<<<<
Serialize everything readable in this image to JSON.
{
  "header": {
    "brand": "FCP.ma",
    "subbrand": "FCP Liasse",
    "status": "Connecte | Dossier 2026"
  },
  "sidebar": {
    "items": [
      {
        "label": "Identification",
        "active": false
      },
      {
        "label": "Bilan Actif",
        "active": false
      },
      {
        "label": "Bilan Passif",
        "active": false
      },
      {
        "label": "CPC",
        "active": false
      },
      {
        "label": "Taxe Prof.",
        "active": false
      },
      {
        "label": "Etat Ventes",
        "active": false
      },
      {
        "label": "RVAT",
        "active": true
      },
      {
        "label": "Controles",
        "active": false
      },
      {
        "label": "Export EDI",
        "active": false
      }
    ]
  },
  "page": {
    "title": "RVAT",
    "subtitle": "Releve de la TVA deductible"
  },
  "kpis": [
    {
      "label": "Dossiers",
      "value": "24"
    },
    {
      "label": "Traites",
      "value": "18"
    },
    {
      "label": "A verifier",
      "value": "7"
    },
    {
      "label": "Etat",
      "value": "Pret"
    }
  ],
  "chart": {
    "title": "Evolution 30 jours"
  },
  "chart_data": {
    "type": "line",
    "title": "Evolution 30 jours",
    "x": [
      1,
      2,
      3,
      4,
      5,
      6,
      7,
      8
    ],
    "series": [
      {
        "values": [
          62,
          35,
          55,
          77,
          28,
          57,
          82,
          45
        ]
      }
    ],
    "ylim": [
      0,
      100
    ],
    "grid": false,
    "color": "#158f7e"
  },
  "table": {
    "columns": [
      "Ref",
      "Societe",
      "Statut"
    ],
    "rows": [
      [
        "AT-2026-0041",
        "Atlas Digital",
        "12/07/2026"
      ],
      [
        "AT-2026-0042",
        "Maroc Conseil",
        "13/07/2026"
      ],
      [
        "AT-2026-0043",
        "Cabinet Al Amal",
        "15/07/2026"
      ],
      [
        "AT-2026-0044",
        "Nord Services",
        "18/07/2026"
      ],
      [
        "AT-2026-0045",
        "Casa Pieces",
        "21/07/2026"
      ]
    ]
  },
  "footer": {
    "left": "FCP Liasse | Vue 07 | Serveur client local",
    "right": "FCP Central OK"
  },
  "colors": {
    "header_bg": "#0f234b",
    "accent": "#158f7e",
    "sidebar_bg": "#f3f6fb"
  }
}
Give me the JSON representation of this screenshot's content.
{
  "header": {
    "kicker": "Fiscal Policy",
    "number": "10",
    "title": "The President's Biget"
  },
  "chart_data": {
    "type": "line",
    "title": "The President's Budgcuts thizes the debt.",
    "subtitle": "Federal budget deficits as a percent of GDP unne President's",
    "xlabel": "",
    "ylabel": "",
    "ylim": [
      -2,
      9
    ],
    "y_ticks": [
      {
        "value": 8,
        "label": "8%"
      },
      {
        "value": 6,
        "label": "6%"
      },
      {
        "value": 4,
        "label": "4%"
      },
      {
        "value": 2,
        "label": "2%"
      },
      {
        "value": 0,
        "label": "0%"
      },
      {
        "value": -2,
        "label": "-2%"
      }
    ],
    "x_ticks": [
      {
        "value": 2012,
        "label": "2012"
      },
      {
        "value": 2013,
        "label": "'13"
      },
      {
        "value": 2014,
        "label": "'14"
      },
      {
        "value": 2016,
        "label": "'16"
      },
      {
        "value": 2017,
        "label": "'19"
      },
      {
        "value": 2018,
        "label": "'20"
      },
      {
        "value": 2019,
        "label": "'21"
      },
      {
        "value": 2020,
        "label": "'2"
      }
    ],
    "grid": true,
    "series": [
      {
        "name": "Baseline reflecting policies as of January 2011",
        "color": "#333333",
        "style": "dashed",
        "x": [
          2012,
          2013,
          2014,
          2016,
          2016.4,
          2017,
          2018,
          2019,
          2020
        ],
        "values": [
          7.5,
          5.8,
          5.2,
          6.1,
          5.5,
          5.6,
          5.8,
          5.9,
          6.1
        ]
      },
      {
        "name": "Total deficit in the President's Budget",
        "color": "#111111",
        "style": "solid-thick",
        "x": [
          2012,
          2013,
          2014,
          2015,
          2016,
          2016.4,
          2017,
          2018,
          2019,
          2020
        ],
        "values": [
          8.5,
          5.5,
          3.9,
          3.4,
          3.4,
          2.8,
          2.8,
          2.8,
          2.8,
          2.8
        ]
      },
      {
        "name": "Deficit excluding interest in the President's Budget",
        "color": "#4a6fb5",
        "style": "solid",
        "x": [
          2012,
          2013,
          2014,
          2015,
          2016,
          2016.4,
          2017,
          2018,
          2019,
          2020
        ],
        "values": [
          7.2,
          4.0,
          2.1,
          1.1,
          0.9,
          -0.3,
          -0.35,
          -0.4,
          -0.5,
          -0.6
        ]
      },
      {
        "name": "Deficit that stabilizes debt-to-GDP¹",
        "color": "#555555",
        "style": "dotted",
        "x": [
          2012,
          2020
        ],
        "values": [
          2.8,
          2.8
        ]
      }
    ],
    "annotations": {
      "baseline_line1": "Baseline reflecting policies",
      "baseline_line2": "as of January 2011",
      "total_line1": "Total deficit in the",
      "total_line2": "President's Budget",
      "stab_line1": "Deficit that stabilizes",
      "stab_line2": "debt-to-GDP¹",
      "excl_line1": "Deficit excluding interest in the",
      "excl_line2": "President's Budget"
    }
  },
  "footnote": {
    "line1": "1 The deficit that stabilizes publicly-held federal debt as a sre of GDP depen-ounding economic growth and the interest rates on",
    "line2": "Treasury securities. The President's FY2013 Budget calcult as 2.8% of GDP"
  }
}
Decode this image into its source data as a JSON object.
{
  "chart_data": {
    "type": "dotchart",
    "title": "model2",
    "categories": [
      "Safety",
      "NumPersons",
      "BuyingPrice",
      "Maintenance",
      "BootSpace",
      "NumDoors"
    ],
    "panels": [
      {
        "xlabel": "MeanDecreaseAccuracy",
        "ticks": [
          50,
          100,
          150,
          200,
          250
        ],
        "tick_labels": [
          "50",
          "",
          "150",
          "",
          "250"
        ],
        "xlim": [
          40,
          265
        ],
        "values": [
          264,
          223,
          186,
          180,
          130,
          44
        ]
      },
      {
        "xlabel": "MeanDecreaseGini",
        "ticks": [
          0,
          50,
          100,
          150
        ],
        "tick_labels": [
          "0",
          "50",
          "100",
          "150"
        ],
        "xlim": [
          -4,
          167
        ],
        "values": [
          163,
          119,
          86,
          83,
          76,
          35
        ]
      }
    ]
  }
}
>>>>
- Exercise prompt: Select every line above that contains the word "subtitle", and copy it.

- The output:
    "subtitle": "Releve de la TVA deductible"
    "subtitle": "Federal budget deficits as a percent of GDP unne President's",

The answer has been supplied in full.